Locate the string "content" in the records below. Copy every line where it occurs.

Records shown:
◆ ◆ ◆ ◆ ◆

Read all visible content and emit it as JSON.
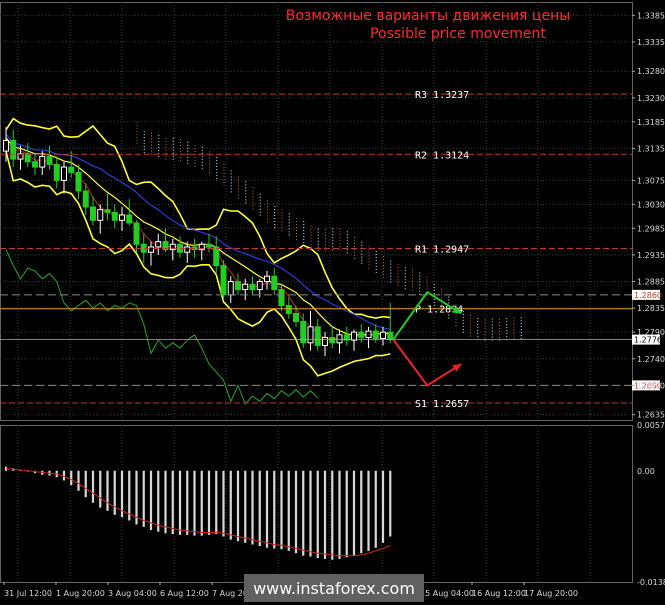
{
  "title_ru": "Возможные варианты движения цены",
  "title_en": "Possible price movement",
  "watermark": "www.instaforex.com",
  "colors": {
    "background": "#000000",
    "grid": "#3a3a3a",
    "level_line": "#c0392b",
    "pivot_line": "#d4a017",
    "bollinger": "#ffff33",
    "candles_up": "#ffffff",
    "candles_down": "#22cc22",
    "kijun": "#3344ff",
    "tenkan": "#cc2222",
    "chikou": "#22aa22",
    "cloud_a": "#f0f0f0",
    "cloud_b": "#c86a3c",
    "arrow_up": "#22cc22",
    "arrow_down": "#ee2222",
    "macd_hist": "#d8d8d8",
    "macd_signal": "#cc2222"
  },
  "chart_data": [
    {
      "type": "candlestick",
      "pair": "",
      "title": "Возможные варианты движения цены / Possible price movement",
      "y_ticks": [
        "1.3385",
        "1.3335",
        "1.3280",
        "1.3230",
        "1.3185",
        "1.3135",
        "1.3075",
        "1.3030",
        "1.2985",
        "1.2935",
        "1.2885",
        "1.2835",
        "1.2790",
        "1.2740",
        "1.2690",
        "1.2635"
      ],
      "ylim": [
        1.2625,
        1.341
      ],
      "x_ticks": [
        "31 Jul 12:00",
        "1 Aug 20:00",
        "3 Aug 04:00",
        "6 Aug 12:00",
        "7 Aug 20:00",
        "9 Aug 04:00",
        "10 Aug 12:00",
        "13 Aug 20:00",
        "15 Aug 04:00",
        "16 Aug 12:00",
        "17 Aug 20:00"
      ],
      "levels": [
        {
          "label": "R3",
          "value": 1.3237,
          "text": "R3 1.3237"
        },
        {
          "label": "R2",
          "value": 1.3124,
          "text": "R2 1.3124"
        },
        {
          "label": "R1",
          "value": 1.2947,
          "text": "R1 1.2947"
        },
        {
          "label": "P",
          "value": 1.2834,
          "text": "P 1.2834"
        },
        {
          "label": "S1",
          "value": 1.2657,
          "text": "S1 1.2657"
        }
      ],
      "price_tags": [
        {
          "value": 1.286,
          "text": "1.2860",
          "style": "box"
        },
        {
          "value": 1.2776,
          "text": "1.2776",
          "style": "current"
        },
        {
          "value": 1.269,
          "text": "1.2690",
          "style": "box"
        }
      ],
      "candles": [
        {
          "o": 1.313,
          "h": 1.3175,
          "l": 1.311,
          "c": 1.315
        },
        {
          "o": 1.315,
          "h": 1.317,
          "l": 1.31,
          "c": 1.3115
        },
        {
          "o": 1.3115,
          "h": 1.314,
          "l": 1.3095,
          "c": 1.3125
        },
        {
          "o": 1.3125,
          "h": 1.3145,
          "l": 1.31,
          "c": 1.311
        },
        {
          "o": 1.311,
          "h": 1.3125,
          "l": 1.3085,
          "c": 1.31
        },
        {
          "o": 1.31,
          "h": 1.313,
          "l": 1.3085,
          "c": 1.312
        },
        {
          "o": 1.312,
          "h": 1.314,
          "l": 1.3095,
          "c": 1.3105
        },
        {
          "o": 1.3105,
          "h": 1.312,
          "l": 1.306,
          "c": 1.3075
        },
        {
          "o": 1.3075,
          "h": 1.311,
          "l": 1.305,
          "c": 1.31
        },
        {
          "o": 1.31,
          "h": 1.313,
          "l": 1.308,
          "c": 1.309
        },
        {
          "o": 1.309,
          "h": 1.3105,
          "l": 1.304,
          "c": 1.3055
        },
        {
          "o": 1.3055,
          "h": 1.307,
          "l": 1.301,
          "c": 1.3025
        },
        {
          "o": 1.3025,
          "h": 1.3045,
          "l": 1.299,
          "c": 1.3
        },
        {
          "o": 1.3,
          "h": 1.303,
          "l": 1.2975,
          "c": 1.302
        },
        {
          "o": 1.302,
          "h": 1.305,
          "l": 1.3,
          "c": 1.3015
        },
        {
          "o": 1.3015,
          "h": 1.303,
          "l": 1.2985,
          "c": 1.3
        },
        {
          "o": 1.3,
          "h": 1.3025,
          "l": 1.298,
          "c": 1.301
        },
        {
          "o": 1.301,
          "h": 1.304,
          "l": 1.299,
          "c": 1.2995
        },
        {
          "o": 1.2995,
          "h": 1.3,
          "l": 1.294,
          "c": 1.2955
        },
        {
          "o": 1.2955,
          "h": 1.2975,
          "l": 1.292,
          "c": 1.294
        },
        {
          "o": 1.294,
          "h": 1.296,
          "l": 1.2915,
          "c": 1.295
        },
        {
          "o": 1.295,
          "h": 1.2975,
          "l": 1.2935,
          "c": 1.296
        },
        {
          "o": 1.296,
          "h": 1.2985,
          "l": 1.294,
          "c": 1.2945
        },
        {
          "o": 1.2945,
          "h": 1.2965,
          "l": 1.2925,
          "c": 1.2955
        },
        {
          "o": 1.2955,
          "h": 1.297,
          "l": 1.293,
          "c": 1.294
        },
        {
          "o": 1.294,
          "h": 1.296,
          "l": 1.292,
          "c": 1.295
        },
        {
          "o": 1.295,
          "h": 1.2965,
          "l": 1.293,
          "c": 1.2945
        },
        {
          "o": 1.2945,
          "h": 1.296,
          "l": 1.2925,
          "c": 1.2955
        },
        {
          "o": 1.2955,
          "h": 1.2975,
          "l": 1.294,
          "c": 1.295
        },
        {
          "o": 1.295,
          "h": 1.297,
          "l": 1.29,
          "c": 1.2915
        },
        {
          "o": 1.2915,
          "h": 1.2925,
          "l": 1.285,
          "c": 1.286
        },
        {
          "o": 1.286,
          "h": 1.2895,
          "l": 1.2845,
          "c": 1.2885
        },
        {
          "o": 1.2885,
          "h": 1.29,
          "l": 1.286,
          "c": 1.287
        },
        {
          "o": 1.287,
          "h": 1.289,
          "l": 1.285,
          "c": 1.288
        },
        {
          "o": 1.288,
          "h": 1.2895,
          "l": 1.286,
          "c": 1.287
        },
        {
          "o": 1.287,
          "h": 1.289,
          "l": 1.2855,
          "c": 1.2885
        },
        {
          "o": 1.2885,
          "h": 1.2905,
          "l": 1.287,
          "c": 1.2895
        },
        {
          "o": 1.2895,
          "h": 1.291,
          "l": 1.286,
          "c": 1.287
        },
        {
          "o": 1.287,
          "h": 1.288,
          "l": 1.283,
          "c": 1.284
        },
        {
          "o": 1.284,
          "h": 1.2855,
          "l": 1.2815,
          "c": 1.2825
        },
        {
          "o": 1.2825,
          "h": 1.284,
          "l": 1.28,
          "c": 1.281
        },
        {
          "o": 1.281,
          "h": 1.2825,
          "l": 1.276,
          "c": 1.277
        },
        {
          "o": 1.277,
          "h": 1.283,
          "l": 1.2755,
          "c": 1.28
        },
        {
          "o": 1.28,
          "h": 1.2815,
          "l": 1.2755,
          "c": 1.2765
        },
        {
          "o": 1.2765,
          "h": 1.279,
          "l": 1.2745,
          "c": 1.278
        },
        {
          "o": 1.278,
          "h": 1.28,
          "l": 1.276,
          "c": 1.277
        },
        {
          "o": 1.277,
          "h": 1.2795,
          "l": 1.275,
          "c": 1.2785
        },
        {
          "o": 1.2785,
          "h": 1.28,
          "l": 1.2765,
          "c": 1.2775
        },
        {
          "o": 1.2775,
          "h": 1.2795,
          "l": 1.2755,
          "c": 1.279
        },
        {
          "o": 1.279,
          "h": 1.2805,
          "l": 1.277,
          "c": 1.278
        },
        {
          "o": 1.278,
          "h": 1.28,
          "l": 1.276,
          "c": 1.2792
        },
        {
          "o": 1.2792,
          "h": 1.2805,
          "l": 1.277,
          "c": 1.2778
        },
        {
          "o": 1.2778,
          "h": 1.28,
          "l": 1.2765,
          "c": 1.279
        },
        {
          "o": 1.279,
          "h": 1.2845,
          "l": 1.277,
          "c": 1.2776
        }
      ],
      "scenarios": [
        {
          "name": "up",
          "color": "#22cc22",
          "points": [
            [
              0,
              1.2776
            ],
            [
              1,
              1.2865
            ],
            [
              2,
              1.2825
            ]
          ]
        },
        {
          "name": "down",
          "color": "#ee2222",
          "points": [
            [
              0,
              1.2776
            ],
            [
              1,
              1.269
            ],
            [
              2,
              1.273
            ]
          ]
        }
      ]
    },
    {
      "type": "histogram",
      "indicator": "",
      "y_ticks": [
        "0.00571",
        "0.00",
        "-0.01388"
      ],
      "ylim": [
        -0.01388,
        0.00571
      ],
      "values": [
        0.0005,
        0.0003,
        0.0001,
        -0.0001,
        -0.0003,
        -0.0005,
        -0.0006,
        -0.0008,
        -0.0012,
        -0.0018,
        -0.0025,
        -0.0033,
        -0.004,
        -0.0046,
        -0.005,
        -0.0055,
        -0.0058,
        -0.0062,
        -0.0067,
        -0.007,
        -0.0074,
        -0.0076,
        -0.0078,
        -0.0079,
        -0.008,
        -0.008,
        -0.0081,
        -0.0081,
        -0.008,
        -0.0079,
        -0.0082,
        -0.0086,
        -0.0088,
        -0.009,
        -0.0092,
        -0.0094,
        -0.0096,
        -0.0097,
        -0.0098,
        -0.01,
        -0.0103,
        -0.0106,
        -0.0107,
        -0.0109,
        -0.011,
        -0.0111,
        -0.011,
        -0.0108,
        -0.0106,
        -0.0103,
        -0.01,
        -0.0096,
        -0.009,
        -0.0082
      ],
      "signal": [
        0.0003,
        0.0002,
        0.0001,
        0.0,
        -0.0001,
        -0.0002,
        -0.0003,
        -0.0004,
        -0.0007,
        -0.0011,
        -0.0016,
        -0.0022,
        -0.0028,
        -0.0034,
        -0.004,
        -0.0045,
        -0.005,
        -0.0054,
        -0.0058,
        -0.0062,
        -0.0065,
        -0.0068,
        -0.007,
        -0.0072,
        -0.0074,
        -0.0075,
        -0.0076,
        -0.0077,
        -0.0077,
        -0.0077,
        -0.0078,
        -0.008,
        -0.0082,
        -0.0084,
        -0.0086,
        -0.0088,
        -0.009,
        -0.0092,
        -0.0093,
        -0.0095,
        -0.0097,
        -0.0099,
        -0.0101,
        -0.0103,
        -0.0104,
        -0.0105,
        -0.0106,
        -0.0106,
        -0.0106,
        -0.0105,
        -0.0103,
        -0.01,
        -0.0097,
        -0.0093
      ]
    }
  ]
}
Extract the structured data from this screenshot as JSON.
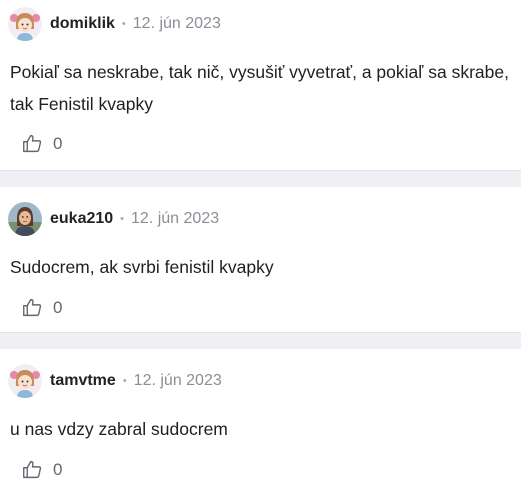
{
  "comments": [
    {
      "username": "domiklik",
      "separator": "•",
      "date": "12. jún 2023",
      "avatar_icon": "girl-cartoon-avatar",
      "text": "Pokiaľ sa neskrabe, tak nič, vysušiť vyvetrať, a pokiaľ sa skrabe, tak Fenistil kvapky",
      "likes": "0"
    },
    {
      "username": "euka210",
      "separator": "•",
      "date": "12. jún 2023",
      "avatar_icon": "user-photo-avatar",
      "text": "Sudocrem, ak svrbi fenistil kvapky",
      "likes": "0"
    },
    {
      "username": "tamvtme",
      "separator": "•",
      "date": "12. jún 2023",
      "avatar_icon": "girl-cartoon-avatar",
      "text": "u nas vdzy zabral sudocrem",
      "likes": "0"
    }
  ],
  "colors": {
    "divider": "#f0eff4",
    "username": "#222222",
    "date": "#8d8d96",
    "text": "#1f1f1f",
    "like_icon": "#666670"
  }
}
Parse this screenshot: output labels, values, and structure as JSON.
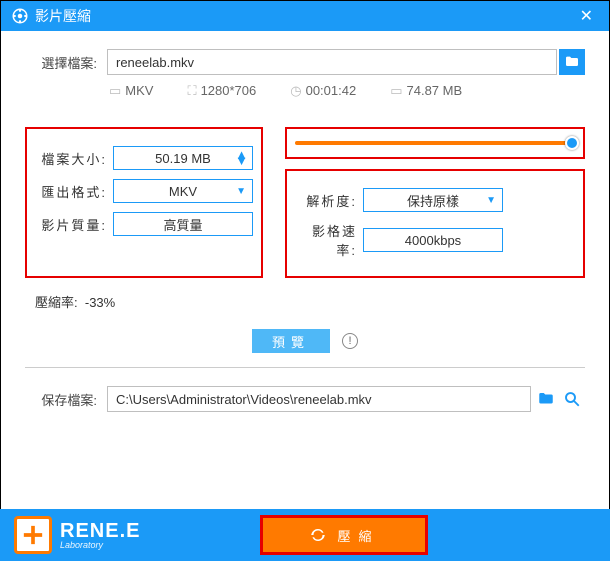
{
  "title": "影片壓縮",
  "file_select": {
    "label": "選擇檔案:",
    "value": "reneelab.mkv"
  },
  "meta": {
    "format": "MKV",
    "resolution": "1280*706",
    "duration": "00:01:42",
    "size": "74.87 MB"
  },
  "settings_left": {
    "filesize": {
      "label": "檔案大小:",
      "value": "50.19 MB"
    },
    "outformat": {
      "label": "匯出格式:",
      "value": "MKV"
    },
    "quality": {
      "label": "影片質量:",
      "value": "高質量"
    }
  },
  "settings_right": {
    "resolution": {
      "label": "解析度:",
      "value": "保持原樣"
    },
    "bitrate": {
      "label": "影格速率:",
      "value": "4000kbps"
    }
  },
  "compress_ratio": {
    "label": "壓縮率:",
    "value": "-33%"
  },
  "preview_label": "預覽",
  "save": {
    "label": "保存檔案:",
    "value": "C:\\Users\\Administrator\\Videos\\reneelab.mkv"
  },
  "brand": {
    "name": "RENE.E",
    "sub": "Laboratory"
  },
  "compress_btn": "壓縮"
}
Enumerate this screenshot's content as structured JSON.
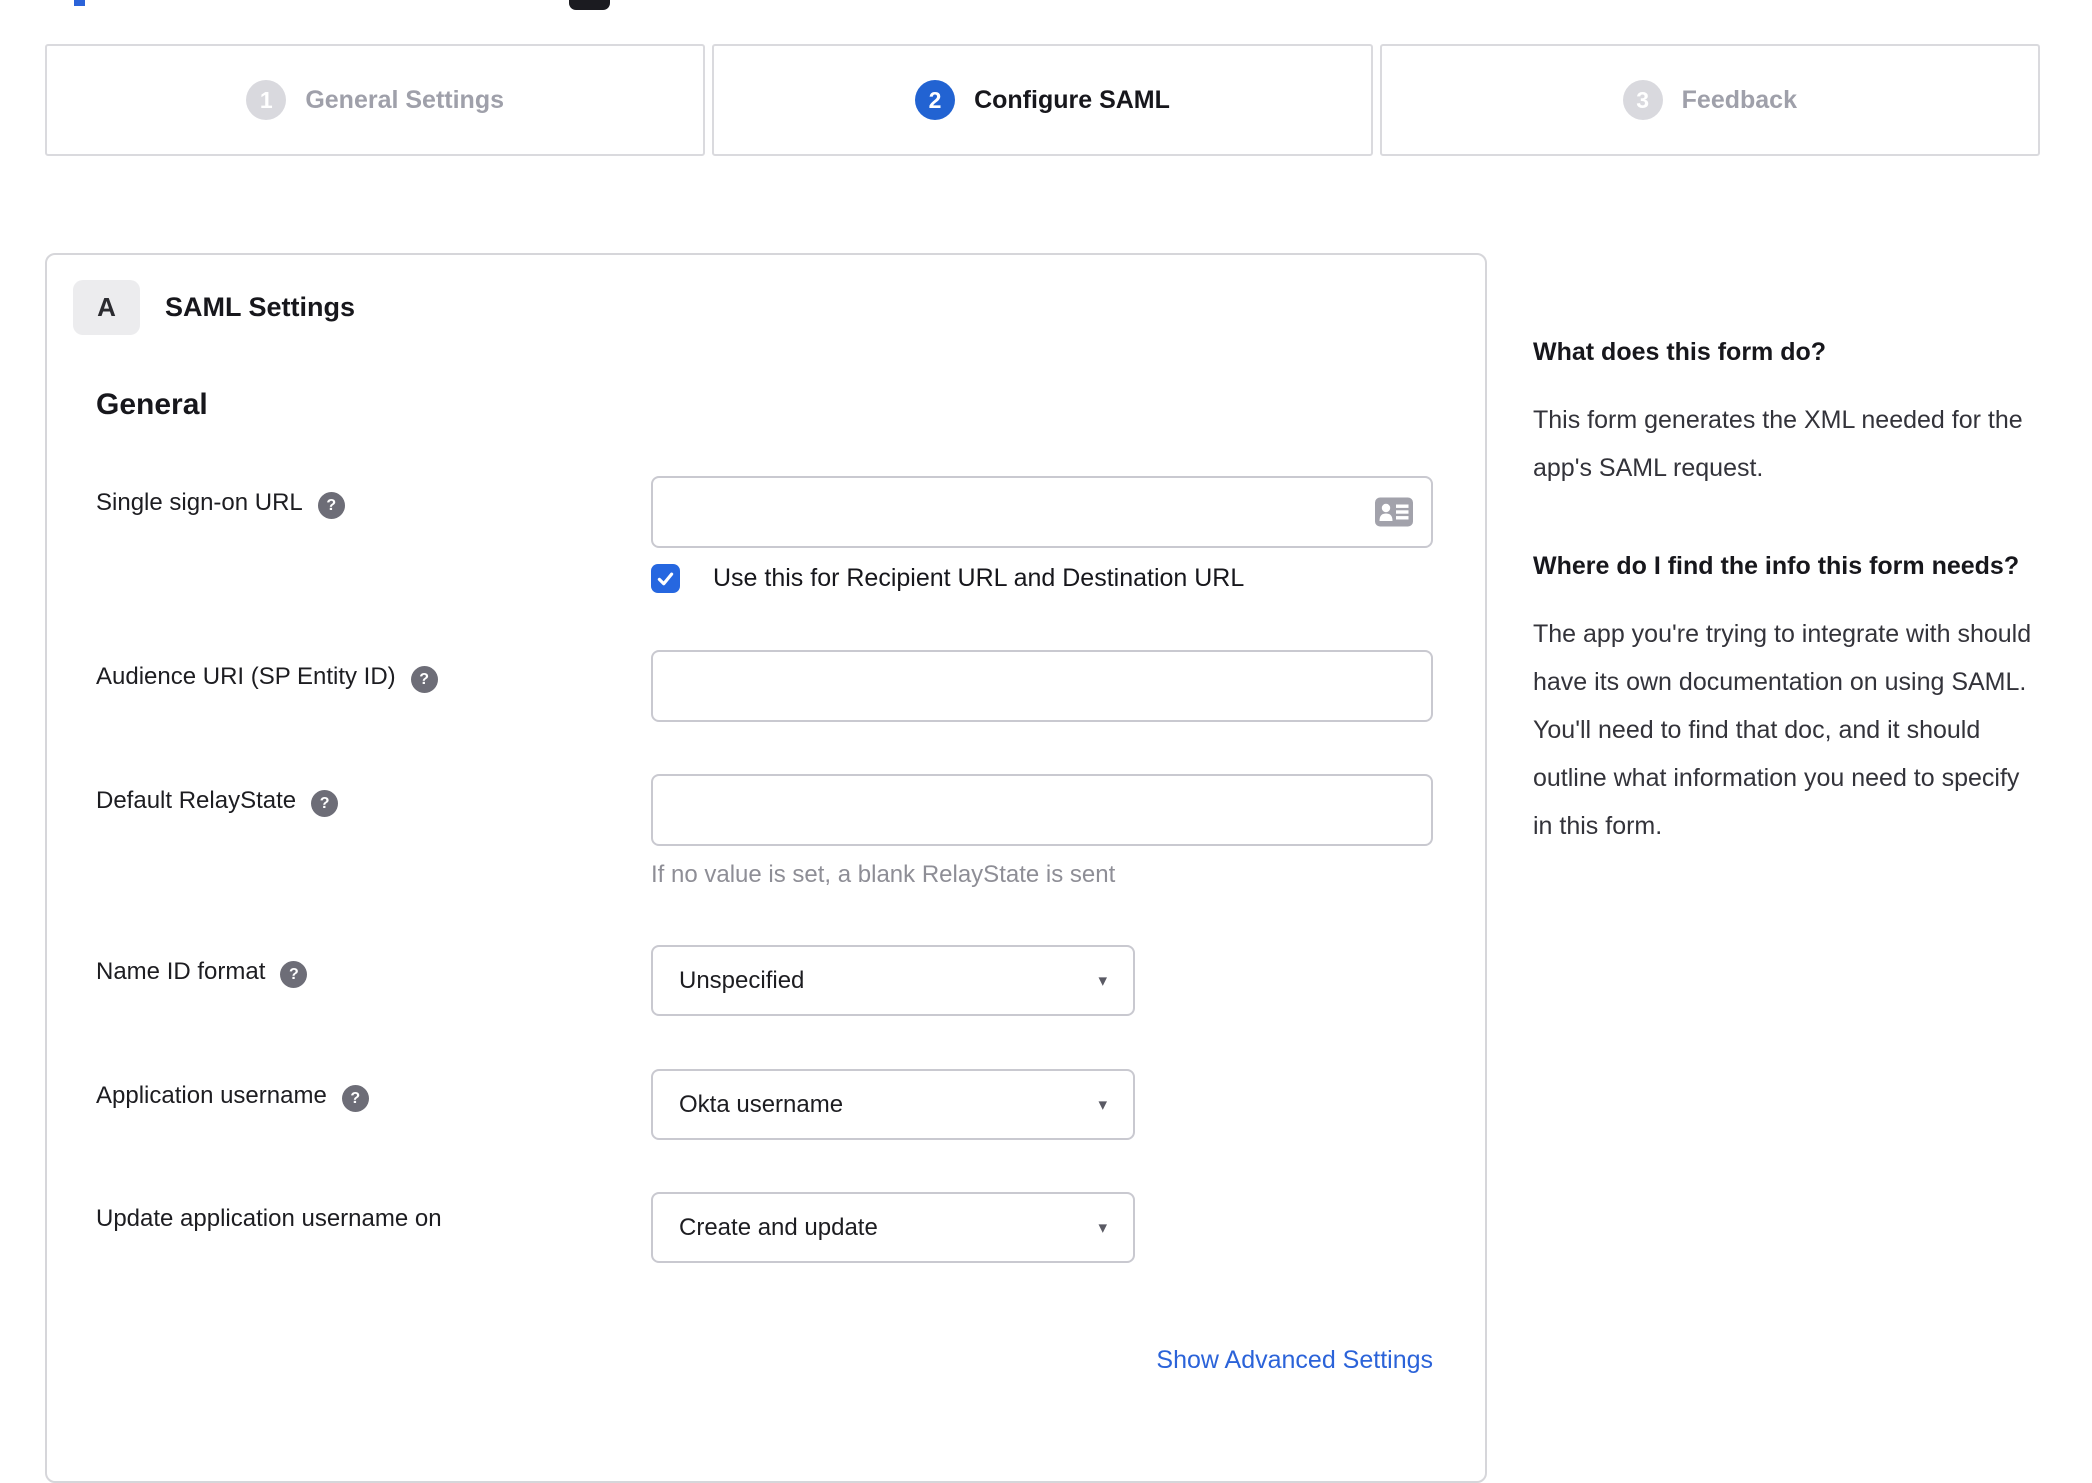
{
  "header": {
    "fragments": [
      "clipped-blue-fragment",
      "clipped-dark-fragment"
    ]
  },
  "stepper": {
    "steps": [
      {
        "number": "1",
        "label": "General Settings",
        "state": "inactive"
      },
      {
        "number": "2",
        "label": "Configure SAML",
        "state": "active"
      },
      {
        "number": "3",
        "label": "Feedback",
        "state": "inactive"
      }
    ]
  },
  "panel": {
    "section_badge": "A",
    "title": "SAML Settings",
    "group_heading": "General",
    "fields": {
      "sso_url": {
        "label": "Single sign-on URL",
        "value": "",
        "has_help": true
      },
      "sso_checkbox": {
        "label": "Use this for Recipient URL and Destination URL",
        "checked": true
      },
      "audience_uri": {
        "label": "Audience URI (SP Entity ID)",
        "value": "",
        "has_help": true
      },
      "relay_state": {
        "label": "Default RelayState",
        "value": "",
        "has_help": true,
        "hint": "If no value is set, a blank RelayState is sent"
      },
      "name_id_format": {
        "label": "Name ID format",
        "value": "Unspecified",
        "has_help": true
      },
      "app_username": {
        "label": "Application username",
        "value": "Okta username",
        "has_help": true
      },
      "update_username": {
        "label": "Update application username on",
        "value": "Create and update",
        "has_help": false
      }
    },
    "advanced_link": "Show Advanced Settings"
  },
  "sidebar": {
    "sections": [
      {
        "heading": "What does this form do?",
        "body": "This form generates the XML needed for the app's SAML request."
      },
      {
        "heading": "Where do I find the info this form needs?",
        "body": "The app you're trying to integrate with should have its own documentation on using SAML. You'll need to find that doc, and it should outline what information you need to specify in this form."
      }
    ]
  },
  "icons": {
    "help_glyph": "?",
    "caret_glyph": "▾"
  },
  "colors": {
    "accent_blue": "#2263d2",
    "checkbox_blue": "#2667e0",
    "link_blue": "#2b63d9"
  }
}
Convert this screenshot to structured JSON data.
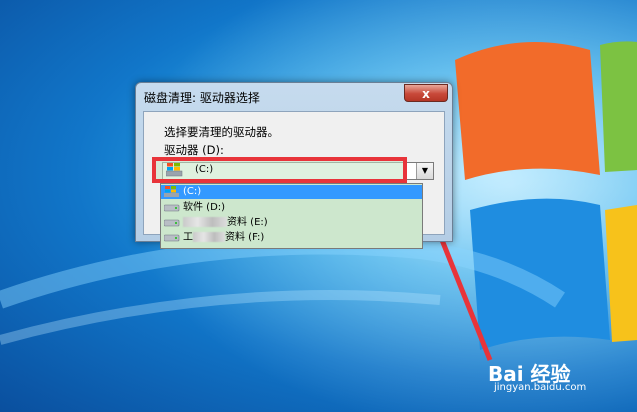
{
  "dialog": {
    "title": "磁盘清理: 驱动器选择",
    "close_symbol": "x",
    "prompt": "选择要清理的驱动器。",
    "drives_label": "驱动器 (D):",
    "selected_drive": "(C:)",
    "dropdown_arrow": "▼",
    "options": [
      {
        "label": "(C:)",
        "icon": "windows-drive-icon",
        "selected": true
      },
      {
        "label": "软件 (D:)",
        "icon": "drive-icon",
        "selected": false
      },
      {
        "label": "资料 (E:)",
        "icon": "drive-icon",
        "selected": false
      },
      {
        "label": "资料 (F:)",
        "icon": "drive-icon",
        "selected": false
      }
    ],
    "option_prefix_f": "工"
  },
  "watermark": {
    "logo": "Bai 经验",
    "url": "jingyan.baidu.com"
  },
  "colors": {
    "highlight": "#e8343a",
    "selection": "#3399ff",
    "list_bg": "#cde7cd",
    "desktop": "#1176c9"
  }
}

◆ ◆ ◆ ◆ ◆

Output of the exercise:
Read all visible content and emit it as JSON.
Enumerate this screenshot's content as structured JSON.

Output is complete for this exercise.